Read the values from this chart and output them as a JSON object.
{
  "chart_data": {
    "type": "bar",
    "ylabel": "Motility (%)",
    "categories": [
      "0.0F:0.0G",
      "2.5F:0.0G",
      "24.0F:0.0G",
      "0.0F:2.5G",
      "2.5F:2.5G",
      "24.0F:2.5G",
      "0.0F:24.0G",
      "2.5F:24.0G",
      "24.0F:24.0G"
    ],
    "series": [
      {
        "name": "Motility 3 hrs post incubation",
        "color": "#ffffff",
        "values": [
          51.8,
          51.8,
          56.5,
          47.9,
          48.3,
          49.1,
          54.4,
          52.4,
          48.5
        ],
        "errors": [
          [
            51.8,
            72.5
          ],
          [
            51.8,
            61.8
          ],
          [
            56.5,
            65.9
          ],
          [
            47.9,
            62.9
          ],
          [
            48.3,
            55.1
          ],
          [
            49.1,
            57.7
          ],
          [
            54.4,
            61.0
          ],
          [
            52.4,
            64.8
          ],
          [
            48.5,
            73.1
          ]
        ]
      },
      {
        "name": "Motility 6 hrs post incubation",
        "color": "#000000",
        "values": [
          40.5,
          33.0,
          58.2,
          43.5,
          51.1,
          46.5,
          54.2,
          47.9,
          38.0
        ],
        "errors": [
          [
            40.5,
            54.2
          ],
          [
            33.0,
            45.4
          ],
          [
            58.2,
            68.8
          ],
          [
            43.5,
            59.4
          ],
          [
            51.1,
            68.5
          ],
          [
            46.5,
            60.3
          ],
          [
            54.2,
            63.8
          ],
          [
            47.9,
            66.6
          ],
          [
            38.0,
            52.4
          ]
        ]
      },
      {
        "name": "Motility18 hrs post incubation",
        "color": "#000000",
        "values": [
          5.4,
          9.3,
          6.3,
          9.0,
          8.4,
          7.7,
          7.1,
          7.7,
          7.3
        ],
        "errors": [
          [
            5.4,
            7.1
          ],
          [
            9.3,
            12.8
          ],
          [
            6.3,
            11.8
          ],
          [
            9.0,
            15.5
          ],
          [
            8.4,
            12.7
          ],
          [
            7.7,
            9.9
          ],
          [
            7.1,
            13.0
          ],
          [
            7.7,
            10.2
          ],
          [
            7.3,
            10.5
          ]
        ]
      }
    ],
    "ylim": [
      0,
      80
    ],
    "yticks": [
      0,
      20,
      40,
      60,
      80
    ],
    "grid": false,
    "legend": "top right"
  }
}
⁂
**EXERCISE INSTRUCTIONS**. Retype the material in full. Each word must match.

**WRITTEN REPLY**.
Read the values from this chart and output them as a JSON object.
{
  "chart_data": {
    "type": "bar",
    "ylabel": "Motility (%)",
    "categories": [
      "0.0F:0.0G",
      "2.5F:0.0G",
      "24.0F:0.0G",
      "0.0F:2.5G",
      "2.5F:2.5G",
      "24.0F:2.5G",
      "0.0F:24.0G",
      "2.5F:24.0G",
      "24.0F:24.0G"
    ],
    "series": [
      {
        "name": "Motility 3 hrs post incubation",
        "color": "#ffffff",
        "values": [
          51.8,
          51.8,
          56.5,
          47.9,
          48.3,
          49.1,
          54.4,
          52.4,
          48.5
        ],
        "errors": [
          [
            51.8,
            72.5
          ],
          [
            51.8,
            61.8
          ],
          [
            56.5,
            65.9
          ],
          [
            47.9,
            62.9
          ],
          [
            48.3,
            55.1
          ],
          [
            49.1,
            57.7
          ],
          [
            54.4,
            61.0
          ],
          [
            52.4,
            64.8
          ],
          [
            48.5,
            73.1
          ]
        ]
      },
      {
        "name": "Motility 6 hrs post incubation",
        "color": "#000000",
        "values": [
          40.5,
          33.0,
          58.2,
          43.5,
          51.1,
          46.5,
          54.2,
          47.9,
          38.0
        ],
        "errors": [
          [
            40.5,
            54.2
          ],
          [
            33.0,
            45.4
          ],
          [
            58.2,
            68.8
          ],
          [
            43.5,
            59.4
          ],
          [
            51.1,
            68.5
          ],
          [
            46.5,
            60.3
          ],
          [
            54.2,
            63.8
          ],
          [
            47.9,
            66.6
          ],
          [
            38.0,
            52.4
          ]
        ]
      },
      {
        "name": "Motility18 hrs post incubation",
        "color": "#000000",
        "values": [
          5.4,
          9.3,
          6.3,
          9.0,
          8.4,
          7.7,
          7.1,
          7.7,
          7.3
        ],
        "errors": [
          [
            5.4,
            7.1
          ],
          [
            9.3,
            12.8
          ],
          [
            6.3,
            11.8
          ],
          [
            9.0,
            15.5
          ],
          [
            8.4,
            12.7
          ],
          [
            7.7,
            9.9
          ],
          [
            7.1,
            13.0
          ],
          [
            7.7,
            10.2
          ],
          [
            7.3,
            10.5
          ]
        ]
      }
    ],
    "ylim": [
      0,
      80
    ],
    "yticks": [
      0,
      20,
      40,
      60,
      80
    ],
    "grid": false,
    "legend": "top right"
  }
}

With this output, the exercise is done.